• [Dataset records]:
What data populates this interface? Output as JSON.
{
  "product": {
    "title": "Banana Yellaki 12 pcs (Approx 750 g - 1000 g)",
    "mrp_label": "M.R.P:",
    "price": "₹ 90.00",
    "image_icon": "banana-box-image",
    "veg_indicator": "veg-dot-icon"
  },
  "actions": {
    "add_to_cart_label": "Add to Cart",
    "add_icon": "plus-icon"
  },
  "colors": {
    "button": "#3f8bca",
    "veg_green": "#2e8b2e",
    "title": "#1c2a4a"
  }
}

• [Required task]: From the listing above, return each line with the word "title".

• [Task result]:
    "title": "Banana Yellaki 12 pcs (Approx 750 g - 1000 g)",
    "title": "#1c2a4a"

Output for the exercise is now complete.